Every record must appear in your copy exactly as written, with no pictures.

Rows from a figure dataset
▬▬▬▬▬▬

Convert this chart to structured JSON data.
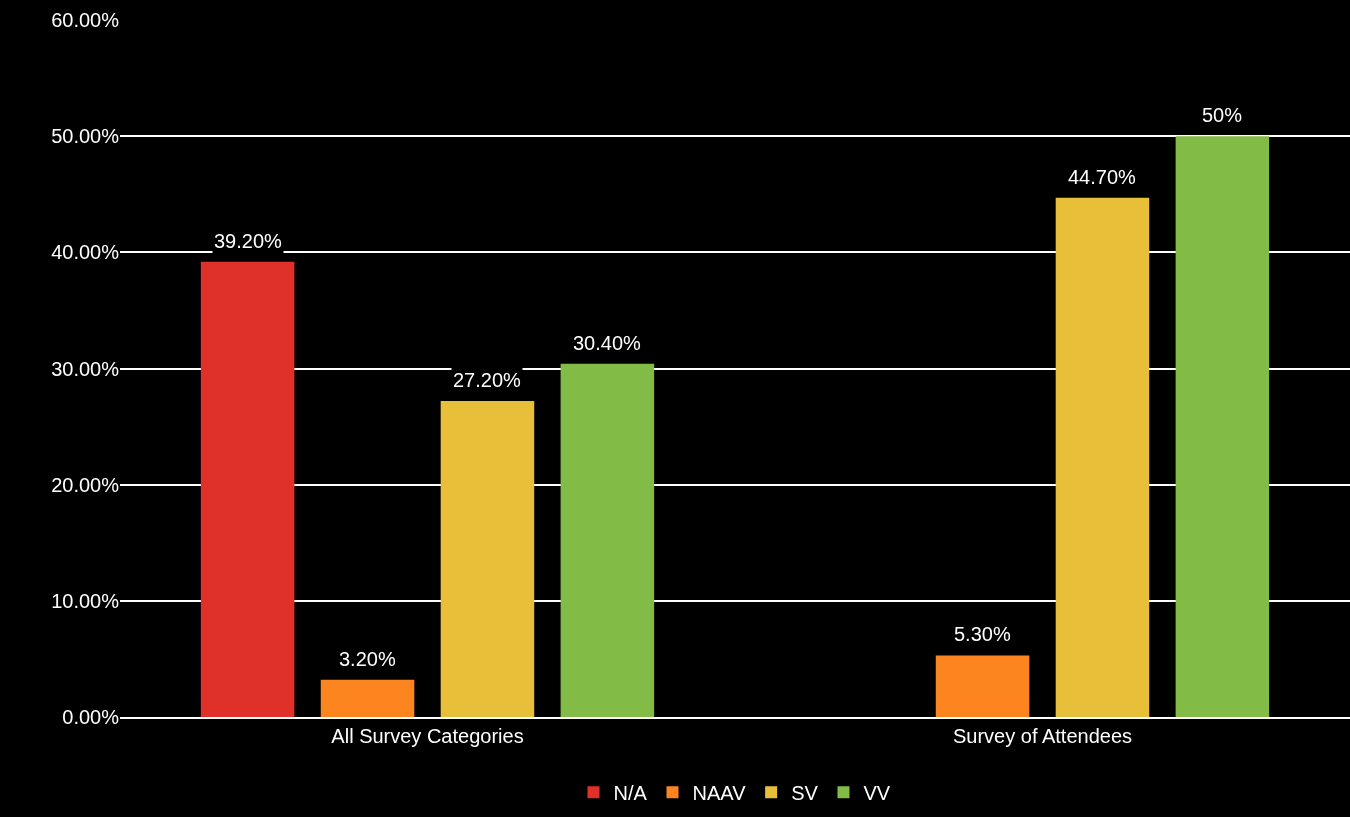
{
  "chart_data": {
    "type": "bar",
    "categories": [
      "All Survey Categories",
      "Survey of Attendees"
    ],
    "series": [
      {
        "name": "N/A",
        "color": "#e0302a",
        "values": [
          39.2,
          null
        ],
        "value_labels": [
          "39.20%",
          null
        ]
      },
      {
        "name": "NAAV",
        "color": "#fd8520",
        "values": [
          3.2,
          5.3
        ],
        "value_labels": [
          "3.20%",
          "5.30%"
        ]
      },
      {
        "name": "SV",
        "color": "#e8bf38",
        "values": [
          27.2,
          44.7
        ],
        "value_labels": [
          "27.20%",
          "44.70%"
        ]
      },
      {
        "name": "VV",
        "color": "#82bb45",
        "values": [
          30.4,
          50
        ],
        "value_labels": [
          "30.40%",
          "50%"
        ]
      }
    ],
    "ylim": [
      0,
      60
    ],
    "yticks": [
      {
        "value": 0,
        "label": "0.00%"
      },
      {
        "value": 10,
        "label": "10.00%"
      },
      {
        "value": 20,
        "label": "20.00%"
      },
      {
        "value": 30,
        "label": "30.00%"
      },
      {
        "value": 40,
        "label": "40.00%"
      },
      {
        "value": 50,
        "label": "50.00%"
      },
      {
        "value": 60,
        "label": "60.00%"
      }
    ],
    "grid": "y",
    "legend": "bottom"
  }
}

▬▬▬▬▬▬

=== Final result ===
Convert this chart to structured JSON data.
{
  "chart_data": {
    "type": "bar",
    "categories": [
      "All Survey Categories",
      "Survey of Attendees"
    ],
    "series": [
      {
        "name": "N/A",
        "color": "#e0302a",
        "values": [
          39.2,
          null
        ],
        "value_labels": [
          "39.20%",
          null
        ]
      },
      {
        "name": "NAAV",
        "color": "#fd8520",
        "values": [
          3.2,
          5.3
        ],
        "value_labels": [
          "3.20%",
          "5.30%"
        ]
      },
      {
        "name": "SV",
        "color": "#e8bf38",
        "values": [
          27.2,
          44.7
        ],
        "value_labels": [
          "27.20%",
          "44.70%"
        ]
      },
      {
        "name": "VV",
        "color": "#82bb45",
        "values": [
          30.4,
          50
        ],
        "value_labels": [
          "30.40%",
          "50%"
        ]
      }
    ],
    "ylim": [
      0,
      60
    ],
    "yticks": [
      {
        "value": 0,
        "label": "0.00%"
      },
      {
        "value": 10,
        "label": "10.00%"
      },
      {
        "value": 20,
        "label": "20.00%"
      },
      {
        "value": 30,
        "label": "30.00%"
      },
      {
        "value": 40,
        "label": "40.00%"
      },
      {
        "value": 50,
        "label": "50.00%"
      },
      {
        "value": 60,
        "label": "60.00%"
      }
    ],
    "grid": "y",
    "legend": "bottom"
  }
}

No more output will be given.